-- Exercise objective --
Extract the full set of records, then give each one again exactly.
•••
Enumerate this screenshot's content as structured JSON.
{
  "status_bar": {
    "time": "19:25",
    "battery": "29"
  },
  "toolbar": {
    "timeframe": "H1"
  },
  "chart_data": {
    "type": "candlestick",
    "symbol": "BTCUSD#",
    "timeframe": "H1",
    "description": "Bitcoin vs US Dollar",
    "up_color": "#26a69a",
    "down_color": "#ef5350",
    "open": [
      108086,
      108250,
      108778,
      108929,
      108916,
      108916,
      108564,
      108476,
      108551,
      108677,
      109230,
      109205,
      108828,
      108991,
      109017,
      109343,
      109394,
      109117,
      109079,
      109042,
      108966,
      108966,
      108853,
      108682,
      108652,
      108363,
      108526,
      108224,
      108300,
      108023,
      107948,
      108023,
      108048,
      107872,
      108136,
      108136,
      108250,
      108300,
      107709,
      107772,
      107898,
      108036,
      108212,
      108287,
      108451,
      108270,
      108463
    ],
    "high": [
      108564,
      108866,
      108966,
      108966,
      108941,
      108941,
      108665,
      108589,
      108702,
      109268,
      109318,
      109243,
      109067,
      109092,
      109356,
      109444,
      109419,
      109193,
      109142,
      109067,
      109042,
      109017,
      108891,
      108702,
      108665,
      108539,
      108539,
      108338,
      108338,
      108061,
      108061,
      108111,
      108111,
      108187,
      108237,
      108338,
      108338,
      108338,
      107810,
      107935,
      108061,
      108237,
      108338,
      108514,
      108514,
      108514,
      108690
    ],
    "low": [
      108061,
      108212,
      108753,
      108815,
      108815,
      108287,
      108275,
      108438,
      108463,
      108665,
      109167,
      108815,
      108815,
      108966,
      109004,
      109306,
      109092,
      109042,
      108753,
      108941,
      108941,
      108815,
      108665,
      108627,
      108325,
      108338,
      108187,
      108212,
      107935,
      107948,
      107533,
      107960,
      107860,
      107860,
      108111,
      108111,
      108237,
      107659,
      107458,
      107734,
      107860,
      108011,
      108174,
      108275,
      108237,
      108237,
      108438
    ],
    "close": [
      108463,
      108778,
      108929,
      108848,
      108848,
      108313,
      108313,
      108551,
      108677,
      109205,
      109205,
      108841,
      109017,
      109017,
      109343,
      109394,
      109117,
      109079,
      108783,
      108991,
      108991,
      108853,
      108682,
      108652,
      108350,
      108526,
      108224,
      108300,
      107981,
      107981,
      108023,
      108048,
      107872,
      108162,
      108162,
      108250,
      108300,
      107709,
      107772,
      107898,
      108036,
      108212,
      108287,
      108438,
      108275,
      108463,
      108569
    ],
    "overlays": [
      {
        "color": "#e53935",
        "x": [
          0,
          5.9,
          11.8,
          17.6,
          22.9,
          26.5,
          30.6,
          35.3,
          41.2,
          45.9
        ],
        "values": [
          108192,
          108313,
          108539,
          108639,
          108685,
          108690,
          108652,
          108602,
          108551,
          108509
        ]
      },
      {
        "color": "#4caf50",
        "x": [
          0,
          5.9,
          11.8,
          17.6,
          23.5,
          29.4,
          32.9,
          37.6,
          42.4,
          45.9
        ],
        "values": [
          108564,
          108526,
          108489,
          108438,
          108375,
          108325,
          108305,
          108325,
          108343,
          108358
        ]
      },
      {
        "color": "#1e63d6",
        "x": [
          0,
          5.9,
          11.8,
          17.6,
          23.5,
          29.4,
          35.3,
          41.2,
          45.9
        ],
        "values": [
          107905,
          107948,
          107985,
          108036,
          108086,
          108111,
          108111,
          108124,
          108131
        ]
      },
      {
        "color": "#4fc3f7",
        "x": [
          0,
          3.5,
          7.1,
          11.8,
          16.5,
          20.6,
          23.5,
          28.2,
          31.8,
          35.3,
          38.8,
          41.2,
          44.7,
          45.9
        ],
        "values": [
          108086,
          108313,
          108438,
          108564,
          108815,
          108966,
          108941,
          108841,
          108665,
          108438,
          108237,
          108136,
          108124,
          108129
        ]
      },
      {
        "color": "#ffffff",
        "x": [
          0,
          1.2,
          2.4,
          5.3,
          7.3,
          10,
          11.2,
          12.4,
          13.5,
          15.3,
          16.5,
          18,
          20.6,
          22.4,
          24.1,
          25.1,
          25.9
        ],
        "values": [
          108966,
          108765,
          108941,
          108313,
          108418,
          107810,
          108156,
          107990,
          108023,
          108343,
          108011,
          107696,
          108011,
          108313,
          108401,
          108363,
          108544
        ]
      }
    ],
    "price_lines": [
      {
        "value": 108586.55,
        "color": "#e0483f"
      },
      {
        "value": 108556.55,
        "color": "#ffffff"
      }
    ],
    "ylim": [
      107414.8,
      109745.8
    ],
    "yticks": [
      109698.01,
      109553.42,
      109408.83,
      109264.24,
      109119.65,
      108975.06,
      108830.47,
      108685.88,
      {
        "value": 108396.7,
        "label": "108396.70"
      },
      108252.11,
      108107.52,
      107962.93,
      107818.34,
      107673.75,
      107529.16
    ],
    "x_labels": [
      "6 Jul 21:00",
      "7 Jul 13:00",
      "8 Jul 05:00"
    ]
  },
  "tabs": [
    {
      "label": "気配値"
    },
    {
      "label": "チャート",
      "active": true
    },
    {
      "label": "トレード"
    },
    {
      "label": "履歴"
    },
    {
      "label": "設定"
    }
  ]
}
•••
-- Reply to the exercise --
Enumerate this screenshot's content as structured JSON.
{
  "status_bar": {
    "time": "19:25",
    "battery": "29"
  },
  "toolbar": {
    "timeframe": "H1"
  },
  "chart_data": {
    "type": "candlestick",
    "symbol": "BTCUSD#",
    "timeframe": "H1",
    "description": "Bitcoin vs US Dollar",
    "up_color": "#26a69a",
    "down_color": "#ef5350",
    "open": [
      108086,
      108250,
      108778,
      108929,
      108916,
      108916,
      108564,
      108476,
      108551,
      108677,
      109230,
      109205,
      108828,
      108991,
      109017,
      109343,
      109394,
      109117,
      109079,
      109042,
      108966,
      108966,
      108853,
      108682,
      108652,
      108363,
      108526,
      108224,
      108300,
      108023,
      107948,
      108023,
      108048,
      107872,
      108136,
      108136,
      108250,
      108300,
      107709,
      107772,
      107898,
      108036,
      108212,
      108287,
      108451,
      108270,
      108463
    ],
    "high": [
      108564,
      108866,
      108966,
      108966,
      108941,
      108941,
      108665,
      108589,
      108702,
      109268,
      109318,
      109243,
      109067,
      109092,
      109356,
      109444,
      109419,
      109193,
      109142,
      109067,
      109042,
      109017,
      108891,
      108702,
      108665,
      108539,
      108539,
      108338,
      108338,
      108061,
      108061,
      108111,
      108111,
      108187,
      108237,
      108338,
      108338,
      108338,
      107810,
      107935,
      108061,
      108237,
      108338,
      108514,
      108514,
      108514,
      108690
    ],
    "low": [
      108061,
      108212,
      108753,
      108815,
      108815,
      108287,
      108275,
      108438,
      108463,
      108665,
      109167,
      108815,
      108815,
      108966,
      109004,
      109306,
      109092,
      109042,
      108753,
      108941,
      108941,
      108815,
      108665,
      108627,
      108325,
      108338,
      108187,
      108212,
      107935,
      107948,
      107533,
      107960,
      107860,
      107860,
      108111,
      108111,
      108237,
      107659,
      107458,
      107734,
      107860,
      108011,
      108174,
      108275,
      108237,
      108237,
      108438
    ],
    "close": [
      108463,
      108778,
      108929,
      108848,
      108848,
      108313,
      108313,
      108551,
      108677,
      109205,
      109205,
      108841,
      109017,
      109017,
      109343,
      109394,
      109117,
      109079,
      108783,
      108991,
      108991,
      108853,
      108682,
      108652,
      108350,
      108526,
      108224,
      108300,
      107981,
      107981,
      108023,
      108048,
      107872,
      108162,
      108162,
      108250,
      108300,
      107709,
      107772,
      107898,
      108036,
      108212,
      108287,
      108438,
      108275,
      108463,
      108569
    ],
    "overlays": [
      {
        "color": "#e53935",
        "x": [
          0,
          5.9,
          11.8,
          17.6,
          22.9,
          26.5,
          30.6,
          35.3,
          41.2,
          45.9
        ],
        "values": [
          108192,
          108313,
          108539,
          108639,
          108685,
          108690,
          108652,
          108602,
          108551,
          108509
        ]
      },
      {
        "color": "#4caf50",
        "x": [
          0,
          5.9,
          11.8,
          17.6,
          23.5,
          29.4,
          32.9,
          37.6,
          42.4,
          45.9
        ],
        "values": [
          108564,
          108526,
          108489,
          108438,
          108375,
          108325,
          108305,
          108325,
          108343,
          108358
        ]
      },
      {
        "color": "#1e63d6",
        "x": [
          0,
          5.9,
          11.8,
          17.6,
          23.5,
          29.4,
          35.3,
          41.2,
          45.9
        ],
        "values": [
          107905,
          107948,
          107985,
          108036,
          108086,
          108111,
          108111,
          108124,
          108131
        ]
      },
      {
        "color": "#4fc3f7",
        "x": [
          0,
          3.5,
          7.1,
          11.8,
          16.5,
          20.6,
          23.5,
          28.2,
          31.8,
          35.3,
          38.8,
          41.2,
          44.7,
          45.9
        ],
        "values": [
          108086,
          108313,
          108438,
          108564,
          108815,
          108966,
          108941,
          108841,
          108665,
          108438,
          108237,
          108136,
          108124,
          108129
        ]
      },
      {
        "color": "#ffffff",
        "x": [
          0,
          1.2,
          2.4,
          5.3,
          7.3,
          10,
          11.2,
          12.4,
          13.5,
          15.3,
          16.5,
          18,
          20.6,
          22.4,
          24.1,
          25.1,
          25.9
        ],
        "values": [
          108966,
          108765,
          108941,
          108313,
          108418,
          107810,
          108156,
          107990,
          108023,
          108343,
          108011,
          107696,
          108011,
          108313,
          108401,
          108363,
          108544
        ]
      }
    ],
    "price_lines": [
      {
        "value": 108586.55,
        "color": "#e0483f"
      },
      {
        "value": 108556.55,
        "color": "#ffffff"
      }
    ],
    "ylim": [
      107414.8,
      109745.8
    ],
    "yticks": [
      109698.01,
      109553.42,
      109408.83,
      109264.24,
      109119.65,
      108975.06,
      108830.47,
      108685.88,
      {
        "value": 108396.7,
        "label": "108396.70"
      },
      108252.11,
      108107.52,
      107962.93,
      107818.34,
      107673.75,
      107529.16
    ],
    "x_labels": [
      "6 Jul 21:00",
      "7 Jul 13:00",
      "8 Jul 05:00"
    ]
  },
  "tabs": [
    {
      "label": "気配値"
    },
    {
      "label": "チャート",
      "active": true
    },
    {
      "label": "トレード"
    },
    {
      "label": "履歴"
    },
    {
      "label": "設定"
    }
  ]
}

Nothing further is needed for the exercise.